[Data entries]
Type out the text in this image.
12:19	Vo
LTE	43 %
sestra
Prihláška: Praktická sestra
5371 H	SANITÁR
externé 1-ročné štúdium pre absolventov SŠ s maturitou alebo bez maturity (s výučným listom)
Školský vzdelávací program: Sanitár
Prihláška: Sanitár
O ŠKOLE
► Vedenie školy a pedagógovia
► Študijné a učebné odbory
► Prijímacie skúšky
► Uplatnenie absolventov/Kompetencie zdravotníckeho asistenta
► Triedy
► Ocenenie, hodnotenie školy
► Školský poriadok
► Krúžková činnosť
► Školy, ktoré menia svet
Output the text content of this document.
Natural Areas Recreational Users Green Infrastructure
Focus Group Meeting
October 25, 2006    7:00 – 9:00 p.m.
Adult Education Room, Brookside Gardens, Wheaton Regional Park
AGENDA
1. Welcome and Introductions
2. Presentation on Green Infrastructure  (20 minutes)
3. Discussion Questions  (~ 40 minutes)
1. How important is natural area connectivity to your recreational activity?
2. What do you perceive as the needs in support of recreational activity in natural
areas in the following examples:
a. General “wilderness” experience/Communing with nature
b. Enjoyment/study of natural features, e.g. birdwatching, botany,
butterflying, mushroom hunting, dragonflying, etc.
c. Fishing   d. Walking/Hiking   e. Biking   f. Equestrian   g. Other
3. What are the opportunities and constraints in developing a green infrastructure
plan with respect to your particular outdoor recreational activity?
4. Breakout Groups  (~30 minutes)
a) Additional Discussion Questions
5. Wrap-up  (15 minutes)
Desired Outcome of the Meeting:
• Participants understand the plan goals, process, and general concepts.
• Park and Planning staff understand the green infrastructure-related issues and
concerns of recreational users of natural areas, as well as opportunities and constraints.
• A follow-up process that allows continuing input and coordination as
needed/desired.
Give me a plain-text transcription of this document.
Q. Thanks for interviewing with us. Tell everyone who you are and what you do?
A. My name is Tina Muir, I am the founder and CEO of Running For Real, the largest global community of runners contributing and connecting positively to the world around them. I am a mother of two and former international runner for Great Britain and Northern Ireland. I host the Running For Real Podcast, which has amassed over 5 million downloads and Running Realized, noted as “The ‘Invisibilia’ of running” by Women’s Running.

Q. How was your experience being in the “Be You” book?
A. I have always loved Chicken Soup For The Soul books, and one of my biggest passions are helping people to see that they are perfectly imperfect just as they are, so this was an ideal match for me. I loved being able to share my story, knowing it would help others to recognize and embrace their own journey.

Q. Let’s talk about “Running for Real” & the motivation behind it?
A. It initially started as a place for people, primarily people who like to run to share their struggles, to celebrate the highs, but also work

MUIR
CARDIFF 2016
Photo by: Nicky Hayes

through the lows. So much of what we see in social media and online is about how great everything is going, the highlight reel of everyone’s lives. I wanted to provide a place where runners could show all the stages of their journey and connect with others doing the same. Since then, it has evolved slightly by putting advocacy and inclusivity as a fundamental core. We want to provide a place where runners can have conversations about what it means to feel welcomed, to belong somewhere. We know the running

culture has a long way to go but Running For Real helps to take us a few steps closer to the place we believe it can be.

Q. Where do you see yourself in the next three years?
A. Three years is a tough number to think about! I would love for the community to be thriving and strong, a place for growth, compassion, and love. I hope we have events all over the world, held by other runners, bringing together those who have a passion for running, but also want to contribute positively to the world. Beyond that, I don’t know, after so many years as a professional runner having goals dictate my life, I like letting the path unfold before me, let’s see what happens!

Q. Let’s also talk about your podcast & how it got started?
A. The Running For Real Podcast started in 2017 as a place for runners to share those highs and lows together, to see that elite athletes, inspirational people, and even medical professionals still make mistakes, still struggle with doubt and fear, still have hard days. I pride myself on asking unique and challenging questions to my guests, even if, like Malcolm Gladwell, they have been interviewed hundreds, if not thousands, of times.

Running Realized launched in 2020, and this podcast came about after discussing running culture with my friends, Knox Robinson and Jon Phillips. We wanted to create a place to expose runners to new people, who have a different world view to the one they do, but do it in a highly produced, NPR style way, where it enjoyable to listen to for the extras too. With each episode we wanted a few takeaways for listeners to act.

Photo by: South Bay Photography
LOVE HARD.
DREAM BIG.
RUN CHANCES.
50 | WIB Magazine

### PROBLEM TO WORK ON
Determine how many lines in the listing above hold the string "activity", then write only the number.

### EXERCISE SOLUTION
3